◆ DIRECTIONS FOR THIS TASK ◆
From the line that includes "What does this" to the last line of the data, quote each line precisely; both boundary lines belong in the answer.

[Data excerpts]
********

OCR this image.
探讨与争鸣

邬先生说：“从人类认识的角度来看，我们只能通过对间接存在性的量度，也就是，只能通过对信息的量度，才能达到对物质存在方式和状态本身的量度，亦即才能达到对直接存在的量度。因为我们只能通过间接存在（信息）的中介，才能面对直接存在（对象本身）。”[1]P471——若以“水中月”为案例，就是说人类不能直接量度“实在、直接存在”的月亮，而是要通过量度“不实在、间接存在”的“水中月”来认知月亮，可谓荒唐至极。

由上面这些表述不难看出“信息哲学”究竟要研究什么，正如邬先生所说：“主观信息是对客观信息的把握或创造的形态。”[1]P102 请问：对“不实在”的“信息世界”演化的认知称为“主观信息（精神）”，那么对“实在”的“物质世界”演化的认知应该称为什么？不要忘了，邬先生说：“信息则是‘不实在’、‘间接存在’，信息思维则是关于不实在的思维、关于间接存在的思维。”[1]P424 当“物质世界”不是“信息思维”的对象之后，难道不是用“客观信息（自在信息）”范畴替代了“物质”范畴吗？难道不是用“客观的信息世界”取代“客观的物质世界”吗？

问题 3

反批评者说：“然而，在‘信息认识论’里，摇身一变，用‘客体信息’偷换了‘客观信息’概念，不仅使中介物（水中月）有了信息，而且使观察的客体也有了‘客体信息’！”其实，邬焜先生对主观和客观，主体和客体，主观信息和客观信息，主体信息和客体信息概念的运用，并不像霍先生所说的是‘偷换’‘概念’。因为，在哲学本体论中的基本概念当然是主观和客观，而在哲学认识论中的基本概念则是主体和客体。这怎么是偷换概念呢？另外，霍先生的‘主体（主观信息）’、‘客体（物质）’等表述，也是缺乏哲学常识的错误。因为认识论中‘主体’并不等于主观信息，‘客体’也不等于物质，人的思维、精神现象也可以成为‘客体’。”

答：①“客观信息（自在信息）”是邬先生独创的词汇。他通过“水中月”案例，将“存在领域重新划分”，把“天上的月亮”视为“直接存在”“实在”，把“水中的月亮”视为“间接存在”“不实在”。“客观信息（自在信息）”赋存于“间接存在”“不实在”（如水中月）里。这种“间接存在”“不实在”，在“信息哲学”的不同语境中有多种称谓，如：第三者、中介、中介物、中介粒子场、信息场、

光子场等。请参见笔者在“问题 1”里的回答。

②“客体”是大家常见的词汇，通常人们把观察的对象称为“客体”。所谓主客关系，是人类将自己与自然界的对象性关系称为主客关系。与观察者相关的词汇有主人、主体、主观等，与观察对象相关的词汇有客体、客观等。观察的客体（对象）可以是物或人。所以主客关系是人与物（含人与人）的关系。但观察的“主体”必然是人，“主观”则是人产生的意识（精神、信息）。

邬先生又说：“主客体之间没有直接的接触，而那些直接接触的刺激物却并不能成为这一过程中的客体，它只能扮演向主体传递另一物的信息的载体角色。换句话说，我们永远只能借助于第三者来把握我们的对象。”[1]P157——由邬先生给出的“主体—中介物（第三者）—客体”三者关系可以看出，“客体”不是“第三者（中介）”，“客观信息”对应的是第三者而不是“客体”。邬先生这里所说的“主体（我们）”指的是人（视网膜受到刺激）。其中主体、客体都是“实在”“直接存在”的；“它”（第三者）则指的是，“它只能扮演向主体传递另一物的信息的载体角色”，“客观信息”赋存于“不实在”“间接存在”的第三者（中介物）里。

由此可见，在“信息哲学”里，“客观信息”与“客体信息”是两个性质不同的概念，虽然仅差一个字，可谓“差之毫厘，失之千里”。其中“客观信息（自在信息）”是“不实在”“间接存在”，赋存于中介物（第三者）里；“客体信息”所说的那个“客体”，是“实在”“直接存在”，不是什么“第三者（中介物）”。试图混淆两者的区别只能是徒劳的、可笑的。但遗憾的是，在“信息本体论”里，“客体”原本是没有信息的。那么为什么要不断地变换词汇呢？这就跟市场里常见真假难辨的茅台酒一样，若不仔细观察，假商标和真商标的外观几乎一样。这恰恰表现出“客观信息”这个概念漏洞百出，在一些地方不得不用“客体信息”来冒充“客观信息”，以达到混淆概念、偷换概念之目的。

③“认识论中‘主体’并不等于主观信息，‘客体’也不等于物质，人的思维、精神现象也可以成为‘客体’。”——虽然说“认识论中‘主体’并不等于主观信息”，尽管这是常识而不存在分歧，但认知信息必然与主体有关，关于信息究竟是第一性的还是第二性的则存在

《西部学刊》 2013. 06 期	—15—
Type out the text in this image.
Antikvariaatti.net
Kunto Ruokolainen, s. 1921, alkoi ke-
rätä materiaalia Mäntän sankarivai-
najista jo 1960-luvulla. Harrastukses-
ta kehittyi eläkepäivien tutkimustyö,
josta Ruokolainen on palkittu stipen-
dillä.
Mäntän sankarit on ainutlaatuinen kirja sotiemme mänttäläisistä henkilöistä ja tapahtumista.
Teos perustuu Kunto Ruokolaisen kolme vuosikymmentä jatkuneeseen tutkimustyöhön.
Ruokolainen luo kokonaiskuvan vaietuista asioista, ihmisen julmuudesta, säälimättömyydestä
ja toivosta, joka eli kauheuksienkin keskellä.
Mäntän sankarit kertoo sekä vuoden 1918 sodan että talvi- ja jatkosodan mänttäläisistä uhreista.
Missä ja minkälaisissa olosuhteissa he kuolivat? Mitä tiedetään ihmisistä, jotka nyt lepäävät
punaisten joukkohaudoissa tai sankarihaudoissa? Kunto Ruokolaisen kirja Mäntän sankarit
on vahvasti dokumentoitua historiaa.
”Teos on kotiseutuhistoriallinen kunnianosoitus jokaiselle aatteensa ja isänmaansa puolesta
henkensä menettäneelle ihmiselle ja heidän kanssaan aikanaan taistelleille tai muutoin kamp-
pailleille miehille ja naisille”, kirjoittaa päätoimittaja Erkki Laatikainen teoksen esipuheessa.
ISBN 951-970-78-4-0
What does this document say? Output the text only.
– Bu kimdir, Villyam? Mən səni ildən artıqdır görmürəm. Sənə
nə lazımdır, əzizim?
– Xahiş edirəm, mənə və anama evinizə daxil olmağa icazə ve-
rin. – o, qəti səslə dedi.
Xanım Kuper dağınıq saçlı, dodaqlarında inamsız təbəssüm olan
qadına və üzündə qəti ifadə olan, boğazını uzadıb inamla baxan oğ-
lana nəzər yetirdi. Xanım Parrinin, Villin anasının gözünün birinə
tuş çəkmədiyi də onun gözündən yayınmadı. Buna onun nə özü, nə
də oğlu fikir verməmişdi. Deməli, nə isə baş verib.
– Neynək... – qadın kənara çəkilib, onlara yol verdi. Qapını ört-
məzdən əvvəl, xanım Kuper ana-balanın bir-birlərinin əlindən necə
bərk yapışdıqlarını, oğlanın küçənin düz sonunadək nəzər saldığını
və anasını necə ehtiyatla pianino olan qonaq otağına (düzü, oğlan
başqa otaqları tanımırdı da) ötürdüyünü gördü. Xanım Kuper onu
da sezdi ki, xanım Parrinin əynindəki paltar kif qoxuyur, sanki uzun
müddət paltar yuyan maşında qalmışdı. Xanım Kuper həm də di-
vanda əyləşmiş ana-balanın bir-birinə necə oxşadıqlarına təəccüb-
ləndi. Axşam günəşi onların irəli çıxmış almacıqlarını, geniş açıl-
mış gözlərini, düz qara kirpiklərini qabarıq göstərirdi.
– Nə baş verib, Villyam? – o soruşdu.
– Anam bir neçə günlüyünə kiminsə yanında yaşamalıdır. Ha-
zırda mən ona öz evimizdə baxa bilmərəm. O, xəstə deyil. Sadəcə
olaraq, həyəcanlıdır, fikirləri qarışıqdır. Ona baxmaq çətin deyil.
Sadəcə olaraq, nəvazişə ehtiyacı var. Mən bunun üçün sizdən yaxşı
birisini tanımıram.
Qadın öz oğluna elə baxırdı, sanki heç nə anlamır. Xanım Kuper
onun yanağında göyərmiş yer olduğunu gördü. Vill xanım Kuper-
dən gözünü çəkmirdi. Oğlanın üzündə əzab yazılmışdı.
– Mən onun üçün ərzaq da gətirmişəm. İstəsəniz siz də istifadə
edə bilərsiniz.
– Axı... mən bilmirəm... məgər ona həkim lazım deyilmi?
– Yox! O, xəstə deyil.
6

********

◆ THE RESPONSE ◆
What does this document say? Output the text only.
– Bu kimdir, Villyam? Mən səni ildən artıqdır görmürəm. Sənə
nə lazımdır, əzizim?
– Xahiş edirəm, mənə və anama evinizə daxil olmağa icazə ve-
rin. – o, qəti səslə dedi.
Xanım Kuper dağınıq saçlı, dodaqlarında inamsız təbəssüm olan
qadına və üzündə qəti ifadə olan, boğazını uzadıb inamla baxan oğ-
lana nəzər yetirdi. Xanım Parrinin, Villin anasının gözünün birinə
tuş çəkmədiyi də onun gözündən yayınmadı. Buna onun nə özü, nə
də oğlu fikir verməmişdi. Deməli, nə isə baş verib.
– Neynək... – qadın kənara çəkilib, onlara yol verdi. Qapını ört-
məzdən əvvəl, xanım Kuper ana-balanın bir-birlərinin əlindən necə
bərk yapışdıqlarını, oğlanın küçənin düz sonunadək nəzər saldığını
və anasını necə ehtiyatla pianino olan qonaq otağına (düzü, oğlan
başqa otaqları tanımırdı da) ötürdüyünü gördü. Xanım Kuper onu
da sezdi ki, xanım Parrinin əynindəki paltar kif qoxuyur, sanki uzun
müddət paltar yuyan maşında qalmışdı. Xanım Kuper həm də di-
vanda əyləşmiş ana-balanın bir-birinə necə oxşadıqlarına təəccüb-
ləndi. Axşam günəşi onların irəli çıxmış almacıqlarını, geniş açıl-
mış gözlərini, düz qara kirpiklərini qabarıq göstərirdi.
– Nə baş verib, Villyam? – o soruşdu.
– Anam bir neçə günlüyünə kiminsə yanında yaşamalıdır. Ha-
zırda mən ona öz evimizdə baxa bilmərəm. O, xəstə deyil. Sadəcə
olaraq, həyəcanlıdır, fikirləri qarışıqdır. Ona baxmaq çətin deyil.
Sadəcə olaraq, nəvazişə ehtiyacı var. Mən bunun üçün sizdən yaxşı
birisini tanımıram.
Qadın öz oğluna elə baxırdı, sanki heç nə anlamır. Xanım Kuper
onun yanağında göyərmiş yer olduğunu gördü. Vill xanım Kuper-
dən gözünü çəkmirdi. Oğlanın üzündə əzab yazılmışdı.
– Mən onun üçün ərzaq da gətirmişəm. İstəsəniz siz də istifadə
edə bilərsiniz.
– Axı... mən bilmirəm... məgər ona həkim lazım deyilmi?
– Yox! O, xəstə deyil.
6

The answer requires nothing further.